WHAT TO DO - Some lines of these records may hold the word "движения"; state how many, using only the number.

━━━ RECORD EXCERPTS

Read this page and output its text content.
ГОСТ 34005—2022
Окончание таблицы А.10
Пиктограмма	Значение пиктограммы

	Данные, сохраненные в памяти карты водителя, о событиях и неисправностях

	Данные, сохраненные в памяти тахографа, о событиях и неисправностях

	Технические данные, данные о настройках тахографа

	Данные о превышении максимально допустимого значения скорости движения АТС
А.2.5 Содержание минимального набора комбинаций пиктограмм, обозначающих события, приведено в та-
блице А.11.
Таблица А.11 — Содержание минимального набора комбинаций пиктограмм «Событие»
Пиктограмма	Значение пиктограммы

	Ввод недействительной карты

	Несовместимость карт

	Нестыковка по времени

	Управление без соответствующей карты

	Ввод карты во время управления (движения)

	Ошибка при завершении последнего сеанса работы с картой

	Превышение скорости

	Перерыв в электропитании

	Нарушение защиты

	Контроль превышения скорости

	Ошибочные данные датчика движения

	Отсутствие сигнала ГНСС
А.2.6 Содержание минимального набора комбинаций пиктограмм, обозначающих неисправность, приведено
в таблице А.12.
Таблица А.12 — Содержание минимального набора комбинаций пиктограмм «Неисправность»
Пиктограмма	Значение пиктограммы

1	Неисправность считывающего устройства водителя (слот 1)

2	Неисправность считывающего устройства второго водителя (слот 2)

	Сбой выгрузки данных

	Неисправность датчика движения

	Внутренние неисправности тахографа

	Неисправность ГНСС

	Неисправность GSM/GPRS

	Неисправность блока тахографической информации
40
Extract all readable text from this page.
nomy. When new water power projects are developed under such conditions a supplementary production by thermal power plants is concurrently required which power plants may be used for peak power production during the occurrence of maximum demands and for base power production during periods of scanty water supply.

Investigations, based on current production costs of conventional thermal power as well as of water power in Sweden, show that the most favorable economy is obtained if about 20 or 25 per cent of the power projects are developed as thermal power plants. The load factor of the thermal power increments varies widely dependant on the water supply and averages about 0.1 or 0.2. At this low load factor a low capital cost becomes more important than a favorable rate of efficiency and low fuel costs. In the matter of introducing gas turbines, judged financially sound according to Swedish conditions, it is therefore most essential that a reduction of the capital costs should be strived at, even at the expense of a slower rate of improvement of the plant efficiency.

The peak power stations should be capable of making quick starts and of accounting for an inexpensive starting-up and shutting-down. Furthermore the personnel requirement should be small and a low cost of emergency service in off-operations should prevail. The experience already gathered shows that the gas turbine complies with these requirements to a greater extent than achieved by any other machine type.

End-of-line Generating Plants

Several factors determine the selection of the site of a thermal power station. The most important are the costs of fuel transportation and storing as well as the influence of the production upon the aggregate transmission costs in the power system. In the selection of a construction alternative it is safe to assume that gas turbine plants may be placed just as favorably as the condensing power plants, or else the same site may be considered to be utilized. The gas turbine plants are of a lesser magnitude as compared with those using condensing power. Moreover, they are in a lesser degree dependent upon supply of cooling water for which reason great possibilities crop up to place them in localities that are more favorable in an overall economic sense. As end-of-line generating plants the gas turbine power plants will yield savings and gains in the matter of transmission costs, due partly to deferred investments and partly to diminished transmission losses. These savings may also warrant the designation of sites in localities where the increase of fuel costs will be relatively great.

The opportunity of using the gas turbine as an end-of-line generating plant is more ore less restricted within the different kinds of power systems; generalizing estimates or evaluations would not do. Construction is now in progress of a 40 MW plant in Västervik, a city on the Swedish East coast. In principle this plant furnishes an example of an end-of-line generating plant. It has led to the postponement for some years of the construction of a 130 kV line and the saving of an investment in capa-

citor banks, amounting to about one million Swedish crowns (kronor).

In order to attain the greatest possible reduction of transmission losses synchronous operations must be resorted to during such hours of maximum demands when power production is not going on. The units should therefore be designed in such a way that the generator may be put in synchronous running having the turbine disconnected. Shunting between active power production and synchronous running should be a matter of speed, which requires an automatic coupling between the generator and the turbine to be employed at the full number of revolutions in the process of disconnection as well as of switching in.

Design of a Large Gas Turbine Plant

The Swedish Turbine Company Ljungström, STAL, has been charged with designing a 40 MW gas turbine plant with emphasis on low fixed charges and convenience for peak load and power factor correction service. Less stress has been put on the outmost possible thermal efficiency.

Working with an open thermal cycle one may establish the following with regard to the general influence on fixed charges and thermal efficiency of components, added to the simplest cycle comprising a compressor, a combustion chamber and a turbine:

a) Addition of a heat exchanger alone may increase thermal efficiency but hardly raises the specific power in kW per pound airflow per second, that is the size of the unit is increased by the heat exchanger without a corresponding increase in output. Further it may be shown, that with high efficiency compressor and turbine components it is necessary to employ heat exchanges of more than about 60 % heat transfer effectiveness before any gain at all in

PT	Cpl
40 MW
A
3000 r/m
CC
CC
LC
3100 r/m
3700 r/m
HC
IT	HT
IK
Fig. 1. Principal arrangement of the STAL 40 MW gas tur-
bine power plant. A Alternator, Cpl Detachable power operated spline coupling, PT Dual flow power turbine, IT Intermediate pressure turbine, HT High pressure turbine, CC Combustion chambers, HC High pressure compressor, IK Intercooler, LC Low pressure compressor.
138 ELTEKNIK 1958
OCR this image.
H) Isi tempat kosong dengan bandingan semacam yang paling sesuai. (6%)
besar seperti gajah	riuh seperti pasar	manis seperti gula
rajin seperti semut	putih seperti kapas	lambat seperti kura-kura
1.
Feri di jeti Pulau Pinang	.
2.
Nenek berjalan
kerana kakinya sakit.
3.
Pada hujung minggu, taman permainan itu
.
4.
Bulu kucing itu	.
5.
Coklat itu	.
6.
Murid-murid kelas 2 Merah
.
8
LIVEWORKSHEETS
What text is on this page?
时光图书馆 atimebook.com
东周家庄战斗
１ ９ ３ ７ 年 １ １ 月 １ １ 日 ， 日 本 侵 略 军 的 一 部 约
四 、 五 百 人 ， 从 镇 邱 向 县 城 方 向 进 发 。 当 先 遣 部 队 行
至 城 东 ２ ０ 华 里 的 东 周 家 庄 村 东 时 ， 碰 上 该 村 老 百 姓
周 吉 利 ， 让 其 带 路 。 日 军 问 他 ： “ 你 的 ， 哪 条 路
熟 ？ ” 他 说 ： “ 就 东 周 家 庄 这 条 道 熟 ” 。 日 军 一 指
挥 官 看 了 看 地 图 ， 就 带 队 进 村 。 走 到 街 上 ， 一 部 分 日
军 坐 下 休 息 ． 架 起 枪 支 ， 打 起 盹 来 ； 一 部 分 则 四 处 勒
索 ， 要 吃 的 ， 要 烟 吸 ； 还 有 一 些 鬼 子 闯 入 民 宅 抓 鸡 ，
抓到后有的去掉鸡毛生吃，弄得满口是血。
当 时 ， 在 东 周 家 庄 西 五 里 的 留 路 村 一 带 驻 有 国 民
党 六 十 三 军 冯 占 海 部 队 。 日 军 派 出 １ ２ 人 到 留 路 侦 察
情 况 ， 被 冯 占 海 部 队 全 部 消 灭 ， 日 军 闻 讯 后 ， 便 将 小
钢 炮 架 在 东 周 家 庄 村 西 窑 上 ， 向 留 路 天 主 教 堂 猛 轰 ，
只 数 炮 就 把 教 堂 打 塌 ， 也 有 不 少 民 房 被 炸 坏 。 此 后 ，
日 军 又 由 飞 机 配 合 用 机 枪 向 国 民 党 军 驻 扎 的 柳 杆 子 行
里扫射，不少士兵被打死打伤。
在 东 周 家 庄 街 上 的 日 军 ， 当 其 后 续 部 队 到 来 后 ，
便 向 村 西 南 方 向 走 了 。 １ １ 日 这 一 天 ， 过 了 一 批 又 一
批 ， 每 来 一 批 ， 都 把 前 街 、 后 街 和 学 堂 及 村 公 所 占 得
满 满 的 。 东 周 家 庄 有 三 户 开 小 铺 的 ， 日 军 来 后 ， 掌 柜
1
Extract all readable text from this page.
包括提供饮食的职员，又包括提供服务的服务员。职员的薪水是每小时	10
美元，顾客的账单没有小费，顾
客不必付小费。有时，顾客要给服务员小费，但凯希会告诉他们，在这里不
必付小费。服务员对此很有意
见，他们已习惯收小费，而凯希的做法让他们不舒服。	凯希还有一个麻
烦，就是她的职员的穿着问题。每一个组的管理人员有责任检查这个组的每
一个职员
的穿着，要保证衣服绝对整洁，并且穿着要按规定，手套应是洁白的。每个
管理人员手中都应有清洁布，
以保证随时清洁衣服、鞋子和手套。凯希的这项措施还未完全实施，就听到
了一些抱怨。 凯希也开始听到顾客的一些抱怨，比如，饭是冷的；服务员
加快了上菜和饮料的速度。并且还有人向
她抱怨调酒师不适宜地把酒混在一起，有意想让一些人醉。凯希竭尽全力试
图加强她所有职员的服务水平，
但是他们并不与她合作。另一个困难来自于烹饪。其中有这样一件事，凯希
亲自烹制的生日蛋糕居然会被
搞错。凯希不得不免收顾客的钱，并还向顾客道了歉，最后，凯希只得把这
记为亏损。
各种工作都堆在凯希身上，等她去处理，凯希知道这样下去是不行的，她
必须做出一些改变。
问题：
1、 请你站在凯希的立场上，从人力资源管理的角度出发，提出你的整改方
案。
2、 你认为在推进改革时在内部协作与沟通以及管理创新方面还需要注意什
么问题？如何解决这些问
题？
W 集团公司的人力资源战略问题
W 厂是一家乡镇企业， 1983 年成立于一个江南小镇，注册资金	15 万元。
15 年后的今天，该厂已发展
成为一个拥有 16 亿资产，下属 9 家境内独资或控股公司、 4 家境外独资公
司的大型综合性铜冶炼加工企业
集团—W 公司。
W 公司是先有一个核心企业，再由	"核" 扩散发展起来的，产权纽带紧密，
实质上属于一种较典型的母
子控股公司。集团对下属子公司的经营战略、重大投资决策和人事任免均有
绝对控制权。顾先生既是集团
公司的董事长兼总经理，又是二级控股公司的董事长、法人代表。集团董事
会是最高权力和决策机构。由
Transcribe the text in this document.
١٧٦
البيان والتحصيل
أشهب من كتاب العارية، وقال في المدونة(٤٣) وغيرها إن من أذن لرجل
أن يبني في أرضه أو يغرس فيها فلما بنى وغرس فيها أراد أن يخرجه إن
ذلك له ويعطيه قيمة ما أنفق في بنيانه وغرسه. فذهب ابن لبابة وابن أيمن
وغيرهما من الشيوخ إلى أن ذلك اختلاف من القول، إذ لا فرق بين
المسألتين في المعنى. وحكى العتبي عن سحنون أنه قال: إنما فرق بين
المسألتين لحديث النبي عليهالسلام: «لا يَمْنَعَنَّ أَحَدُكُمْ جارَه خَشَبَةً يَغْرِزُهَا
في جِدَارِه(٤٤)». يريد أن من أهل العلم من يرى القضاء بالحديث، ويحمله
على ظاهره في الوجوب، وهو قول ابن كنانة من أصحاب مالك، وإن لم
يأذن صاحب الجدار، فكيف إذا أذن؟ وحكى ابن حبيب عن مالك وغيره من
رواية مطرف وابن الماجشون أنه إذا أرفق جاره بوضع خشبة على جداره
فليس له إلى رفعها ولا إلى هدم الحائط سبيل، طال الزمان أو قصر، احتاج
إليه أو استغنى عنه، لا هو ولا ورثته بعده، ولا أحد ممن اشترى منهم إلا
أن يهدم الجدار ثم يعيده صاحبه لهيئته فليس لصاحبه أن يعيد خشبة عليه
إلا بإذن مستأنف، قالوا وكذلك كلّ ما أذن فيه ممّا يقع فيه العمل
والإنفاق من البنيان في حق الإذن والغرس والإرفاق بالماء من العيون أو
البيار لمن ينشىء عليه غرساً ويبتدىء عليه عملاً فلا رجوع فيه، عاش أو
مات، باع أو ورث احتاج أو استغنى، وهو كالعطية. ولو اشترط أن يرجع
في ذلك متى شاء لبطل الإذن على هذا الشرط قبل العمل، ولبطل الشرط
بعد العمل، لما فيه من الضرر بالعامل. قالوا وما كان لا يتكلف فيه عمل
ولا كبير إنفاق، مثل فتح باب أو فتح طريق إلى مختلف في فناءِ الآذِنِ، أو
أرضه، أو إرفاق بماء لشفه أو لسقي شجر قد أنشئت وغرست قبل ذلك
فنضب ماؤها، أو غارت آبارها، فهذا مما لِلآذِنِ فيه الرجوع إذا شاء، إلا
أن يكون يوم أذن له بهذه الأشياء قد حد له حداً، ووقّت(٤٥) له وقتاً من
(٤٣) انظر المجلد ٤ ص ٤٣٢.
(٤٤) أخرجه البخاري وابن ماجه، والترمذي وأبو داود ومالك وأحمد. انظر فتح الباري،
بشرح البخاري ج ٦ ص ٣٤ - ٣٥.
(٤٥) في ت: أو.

━━━━━━

RESULT OF THE EXERCISE - 4